◆ Objective
Filter the entries below, keeping only lines with the word "JSON".

Records from a dataset:
---

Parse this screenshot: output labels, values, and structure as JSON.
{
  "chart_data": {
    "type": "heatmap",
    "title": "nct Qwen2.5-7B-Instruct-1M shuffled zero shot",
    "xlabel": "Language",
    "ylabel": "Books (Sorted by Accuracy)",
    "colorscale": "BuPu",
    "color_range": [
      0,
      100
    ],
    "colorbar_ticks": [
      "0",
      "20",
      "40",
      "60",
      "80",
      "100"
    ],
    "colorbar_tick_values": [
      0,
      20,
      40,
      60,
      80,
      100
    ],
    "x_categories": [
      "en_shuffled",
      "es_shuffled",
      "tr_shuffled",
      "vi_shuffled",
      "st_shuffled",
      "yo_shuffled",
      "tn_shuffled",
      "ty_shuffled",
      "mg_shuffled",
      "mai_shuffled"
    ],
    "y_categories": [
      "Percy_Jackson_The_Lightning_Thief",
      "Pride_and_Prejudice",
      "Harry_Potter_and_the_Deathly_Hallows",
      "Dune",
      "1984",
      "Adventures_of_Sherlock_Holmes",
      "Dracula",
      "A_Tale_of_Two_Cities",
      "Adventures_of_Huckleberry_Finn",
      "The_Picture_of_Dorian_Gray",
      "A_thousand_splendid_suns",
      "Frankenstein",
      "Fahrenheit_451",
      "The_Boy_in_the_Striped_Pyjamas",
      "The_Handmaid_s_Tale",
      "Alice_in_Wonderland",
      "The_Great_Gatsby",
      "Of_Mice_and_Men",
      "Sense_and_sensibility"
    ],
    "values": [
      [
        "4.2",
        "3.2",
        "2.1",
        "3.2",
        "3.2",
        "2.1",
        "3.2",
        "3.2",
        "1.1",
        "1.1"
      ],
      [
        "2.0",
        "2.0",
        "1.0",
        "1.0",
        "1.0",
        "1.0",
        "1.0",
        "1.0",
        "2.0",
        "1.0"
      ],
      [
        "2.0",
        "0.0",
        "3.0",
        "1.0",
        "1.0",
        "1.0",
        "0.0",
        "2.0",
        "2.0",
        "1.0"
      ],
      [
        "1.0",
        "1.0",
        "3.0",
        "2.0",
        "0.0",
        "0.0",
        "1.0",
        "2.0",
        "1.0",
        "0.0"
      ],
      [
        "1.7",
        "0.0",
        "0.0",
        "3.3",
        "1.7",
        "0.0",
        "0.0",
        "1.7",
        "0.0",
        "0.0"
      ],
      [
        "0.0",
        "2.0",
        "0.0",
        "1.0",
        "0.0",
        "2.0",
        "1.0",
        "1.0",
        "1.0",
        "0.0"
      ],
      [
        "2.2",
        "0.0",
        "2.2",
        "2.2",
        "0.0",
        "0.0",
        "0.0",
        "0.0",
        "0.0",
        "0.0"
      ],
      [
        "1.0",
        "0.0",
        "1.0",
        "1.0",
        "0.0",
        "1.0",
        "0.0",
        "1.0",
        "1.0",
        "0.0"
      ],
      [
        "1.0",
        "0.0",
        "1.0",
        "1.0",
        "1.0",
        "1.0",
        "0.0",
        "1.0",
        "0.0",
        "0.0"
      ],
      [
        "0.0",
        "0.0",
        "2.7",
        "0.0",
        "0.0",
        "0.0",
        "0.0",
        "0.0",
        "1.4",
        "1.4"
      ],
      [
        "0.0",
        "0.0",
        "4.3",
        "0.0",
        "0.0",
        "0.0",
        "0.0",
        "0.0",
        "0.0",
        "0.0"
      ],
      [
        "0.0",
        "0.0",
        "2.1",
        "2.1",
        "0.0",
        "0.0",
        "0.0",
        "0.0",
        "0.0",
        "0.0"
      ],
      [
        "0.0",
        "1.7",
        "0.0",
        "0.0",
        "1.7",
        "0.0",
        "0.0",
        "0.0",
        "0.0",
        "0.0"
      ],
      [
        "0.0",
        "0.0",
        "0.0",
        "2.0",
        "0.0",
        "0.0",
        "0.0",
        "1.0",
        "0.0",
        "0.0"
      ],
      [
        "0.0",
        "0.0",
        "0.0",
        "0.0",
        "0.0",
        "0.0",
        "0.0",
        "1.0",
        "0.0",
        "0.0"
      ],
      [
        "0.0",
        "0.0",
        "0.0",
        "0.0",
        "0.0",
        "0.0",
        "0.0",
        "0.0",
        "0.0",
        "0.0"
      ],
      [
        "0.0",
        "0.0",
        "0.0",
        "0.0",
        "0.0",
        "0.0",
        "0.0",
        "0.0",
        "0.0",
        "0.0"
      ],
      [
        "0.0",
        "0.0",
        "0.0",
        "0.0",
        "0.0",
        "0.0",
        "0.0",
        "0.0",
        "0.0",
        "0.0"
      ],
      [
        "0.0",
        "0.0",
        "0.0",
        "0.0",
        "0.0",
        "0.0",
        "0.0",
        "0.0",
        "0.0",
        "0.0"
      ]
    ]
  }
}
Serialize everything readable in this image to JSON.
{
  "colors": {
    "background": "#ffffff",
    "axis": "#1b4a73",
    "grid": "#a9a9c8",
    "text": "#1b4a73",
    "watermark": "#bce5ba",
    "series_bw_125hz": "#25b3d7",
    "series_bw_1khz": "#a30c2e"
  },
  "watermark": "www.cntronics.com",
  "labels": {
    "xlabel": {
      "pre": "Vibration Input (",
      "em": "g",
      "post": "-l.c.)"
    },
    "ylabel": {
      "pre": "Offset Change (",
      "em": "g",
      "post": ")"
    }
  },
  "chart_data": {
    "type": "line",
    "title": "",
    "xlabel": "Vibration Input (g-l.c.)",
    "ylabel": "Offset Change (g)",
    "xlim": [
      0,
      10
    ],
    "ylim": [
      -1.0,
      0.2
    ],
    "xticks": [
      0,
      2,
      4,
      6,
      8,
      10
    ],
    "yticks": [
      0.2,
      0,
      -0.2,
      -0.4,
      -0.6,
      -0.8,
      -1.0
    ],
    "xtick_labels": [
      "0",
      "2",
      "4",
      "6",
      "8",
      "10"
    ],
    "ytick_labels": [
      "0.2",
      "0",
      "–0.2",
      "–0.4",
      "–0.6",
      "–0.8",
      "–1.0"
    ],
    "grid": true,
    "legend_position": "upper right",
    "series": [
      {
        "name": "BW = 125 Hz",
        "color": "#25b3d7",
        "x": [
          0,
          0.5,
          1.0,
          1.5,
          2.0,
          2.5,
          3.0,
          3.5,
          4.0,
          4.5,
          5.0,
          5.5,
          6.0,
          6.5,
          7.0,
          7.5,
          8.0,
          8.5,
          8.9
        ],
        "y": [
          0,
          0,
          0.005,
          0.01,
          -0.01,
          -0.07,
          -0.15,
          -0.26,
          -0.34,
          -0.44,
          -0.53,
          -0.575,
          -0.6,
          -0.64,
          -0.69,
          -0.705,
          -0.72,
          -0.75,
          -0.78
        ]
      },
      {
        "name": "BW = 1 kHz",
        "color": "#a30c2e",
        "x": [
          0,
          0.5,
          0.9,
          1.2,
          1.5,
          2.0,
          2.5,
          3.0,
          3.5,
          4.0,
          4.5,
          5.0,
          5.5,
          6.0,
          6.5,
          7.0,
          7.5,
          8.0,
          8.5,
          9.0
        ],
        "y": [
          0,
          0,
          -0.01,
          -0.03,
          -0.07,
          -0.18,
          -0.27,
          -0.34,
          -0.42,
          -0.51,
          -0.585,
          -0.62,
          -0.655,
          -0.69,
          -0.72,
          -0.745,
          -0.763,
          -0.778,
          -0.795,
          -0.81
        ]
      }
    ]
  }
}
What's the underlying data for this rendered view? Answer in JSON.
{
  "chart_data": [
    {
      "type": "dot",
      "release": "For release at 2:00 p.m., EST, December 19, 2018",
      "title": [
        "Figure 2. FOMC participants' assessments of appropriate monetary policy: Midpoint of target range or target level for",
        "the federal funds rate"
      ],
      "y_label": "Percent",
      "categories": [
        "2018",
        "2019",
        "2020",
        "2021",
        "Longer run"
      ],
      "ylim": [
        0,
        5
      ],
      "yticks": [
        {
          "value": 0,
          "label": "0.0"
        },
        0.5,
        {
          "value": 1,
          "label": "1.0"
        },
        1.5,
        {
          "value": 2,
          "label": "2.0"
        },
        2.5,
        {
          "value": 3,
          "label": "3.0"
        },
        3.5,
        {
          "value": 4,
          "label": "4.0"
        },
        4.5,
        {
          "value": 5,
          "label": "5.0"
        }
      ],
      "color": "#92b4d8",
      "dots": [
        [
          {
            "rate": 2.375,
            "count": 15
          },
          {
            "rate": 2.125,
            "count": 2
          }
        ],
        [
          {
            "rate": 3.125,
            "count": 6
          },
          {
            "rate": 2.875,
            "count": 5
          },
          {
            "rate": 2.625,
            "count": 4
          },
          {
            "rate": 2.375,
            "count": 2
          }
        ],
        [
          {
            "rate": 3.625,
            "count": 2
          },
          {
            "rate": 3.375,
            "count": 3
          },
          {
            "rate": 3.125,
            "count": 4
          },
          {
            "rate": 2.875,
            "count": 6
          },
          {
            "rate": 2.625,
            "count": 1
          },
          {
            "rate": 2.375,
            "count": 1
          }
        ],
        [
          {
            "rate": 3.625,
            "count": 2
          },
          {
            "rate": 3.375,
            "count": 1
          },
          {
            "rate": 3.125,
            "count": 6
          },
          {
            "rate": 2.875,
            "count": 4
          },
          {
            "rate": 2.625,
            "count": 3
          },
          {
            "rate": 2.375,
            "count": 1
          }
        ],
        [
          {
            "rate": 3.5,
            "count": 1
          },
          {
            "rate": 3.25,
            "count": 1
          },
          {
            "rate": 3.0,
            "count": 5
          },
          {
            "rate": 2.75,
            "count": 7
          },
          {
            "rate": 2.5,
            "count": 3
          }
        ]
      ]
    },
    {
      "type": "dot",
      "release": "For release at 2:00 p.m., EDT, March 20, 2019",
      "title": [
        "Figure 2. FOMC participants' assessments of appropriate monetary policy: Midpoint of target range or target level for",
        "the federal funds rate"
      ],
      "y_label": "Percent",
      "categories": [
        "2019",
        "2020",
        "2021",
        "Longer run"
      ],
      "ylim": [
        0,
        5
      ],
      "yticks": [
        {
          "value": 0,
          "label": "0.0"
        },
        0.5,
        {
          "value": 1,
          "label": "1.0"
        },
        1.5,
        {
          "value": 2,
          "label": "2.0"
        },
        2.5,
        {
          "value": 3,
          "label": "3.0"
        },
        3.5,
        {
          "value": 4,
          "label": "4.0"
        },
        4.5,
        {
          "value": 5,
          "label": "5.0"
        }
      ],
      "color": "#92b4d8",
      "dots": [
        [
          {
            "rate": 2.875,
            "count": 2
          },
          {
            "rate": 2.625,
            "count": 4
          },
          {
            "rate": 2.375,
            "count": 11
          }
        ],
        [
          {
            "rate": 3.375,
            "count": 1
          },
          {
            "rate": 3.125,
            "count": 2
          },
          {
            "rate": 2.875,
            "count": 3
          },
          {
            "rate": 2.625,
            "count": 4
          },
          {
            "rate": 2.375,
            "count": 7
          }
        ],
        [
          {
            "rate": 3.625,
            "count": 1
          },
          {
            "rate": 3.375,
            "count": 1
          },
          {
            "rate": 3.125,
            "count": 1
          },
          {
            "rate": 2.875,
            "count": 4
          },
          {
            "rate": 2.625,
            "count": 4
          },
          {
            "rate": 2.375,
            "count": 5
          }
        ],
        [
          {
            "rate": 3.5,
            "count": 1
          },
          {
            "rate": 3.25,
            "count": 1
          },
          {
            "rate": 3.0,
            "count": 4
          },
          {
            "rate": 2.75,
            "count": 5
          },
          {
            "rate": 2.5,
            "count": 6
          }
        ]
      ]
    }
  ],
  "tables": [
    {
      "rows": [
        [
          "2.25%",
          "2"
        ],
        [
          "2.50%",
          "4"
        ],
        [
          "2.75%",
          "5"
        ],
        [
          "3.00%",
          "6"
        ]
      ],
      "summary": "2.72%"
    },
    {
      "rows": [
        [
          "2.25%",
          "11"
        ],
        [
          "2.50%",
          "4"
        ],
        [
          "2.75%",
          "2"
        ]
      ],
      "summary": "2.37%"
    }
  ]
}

---

◆ Written answer
Parse this screenshot: output labels, values, and structure as JSON.
Serialize everything readable in this image to JSON.
What's the underlying data for this rendered view? Answer in JSON.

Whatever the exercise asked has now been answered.